(Entries taken from a collection)
════

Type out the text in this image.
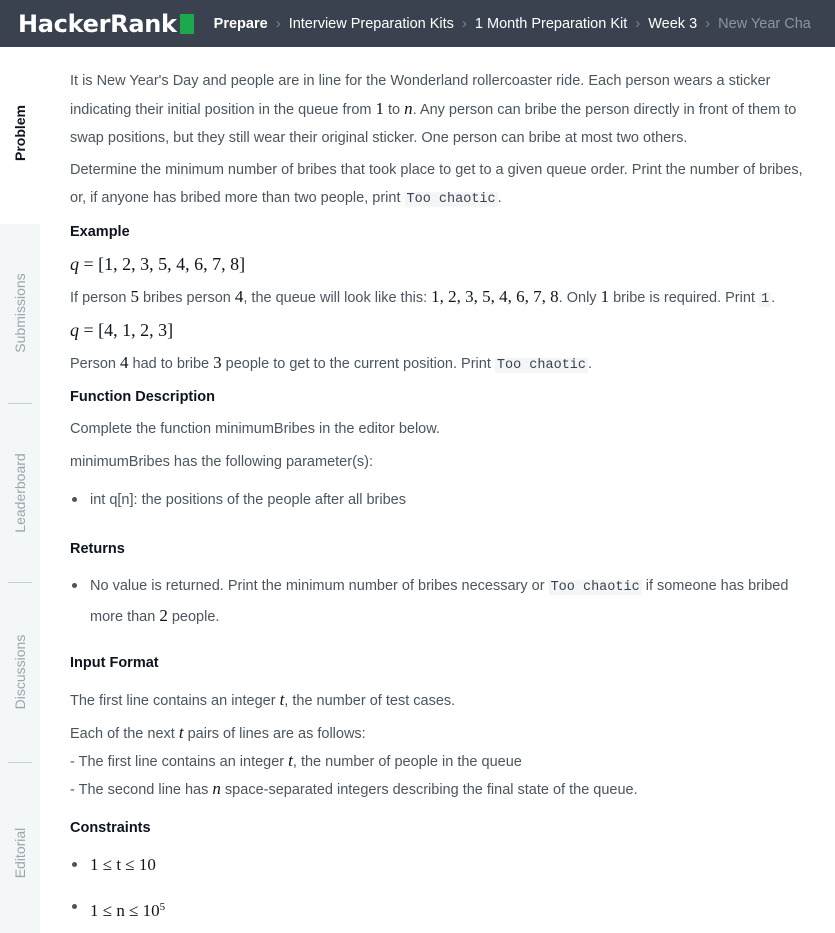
HackerRank	Prepare › Interview Preparation Kits › 1 Month Preparation Kit › Week 3 › New Year Cha
Problem
Submissions
Leaderboard
Discussions
Editorial
It is New Year's Day and people are in line for the Wonderland rollercoaster ride. Each person wears a sticker indicating their initial position in the queue from 1 to n. Any person can bribe the person directly in front of them to swap positions, but they still wear their original sticker. One person can bribe at most two others.
Determine the minimum number of bribes that took place to get to a given queue order. Print the number of bribes, or, if anyone has bribed more than two people, print Too chaotic .
Example
q = [1, 2, 3, 5, 4, 6, 7, 8]
If person 5 bribes person 4, the queue will look like this: 1, 2, 3, 5, 4, 6, 7, 8. Only 1 bribe is required. Print 1 .
q = [4, 1, 2, 3]
Person 4 had to bribe 3 people to get to the current position. Print Too chaotic .
Function Description
Complete the function minimumBribes in the editor below.
minimumBribes has the following parameter(s):
int q[n]: the positions of the people after all bribes
Returns
No value is returned. Print the minimum number of bribes necessary or Too chaotic if someone has bribed more than 2 people.
Input Format
The first line contains an integer t, the number of test cases.
Each of the next t pairs of lines are as follows:
- The first line contains an integer t, the number of people in the queue
- The second line has n space-separated integers describing the final state of the queue.
Constraints
1 ≤ t ≤ 10
$1 \le n \le 10^5$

════

# [Aim]
Give back the entries verbatim. Do not include any picture.

# [Final answer]
Type out the text in this image.
HackerRank	Prepare › Interview Preparation Kits › 1 Month Preparation Kit › Week 3 › New Year Cha
Problem
Submissions
Leaderboard
Discussions
Editorial
It is New Year's Day and people are in line for the Wonderland rollercoaster ride. Each person wears a sticker indicating their initial position in the queue from 1 to n. Any person can bribe the person directly in front of them to swap positions, but they still wear their original sticker. One person can bribe at most two others.
Determine the minimum number of bribes that took place to get to a given queue order. Print the number of bribes, or, if anyone has bribed more than two people, print Too chaotic .
Example
q = [1, 2, 3, 5, 4, 6, 7, 8]
If person 5 bribes person 4, the queue will look like this: 1, 2, 3, 5, 4, 6, 7, 8. Only 1 bribe is required. Print 1 .
q = [4, 1, 2, 3]
Person 4 had to bribe 3 people to get to the current position. Print Too chaotic .
Function Description
Complete the function minimumBribes in the editor below.
minimumBribes has the following parameter(s):
int q[n]: the positions of the people after all bribes
Returns
No value is returned. Print the minimum number of bribes necessary or Too chaotic if someone has bribed more than 2 people.
Input Format
The first line contains an integer t, the number of test cases.
Each of the next t pairs of lines are as follows:
- The first line contains an integer t, the number of people in the queue
- The second line has n space-separated integers describing the final state of the queue.
Constraints
1 ≤ t ≤ 10
$1 \le n \le 10^5$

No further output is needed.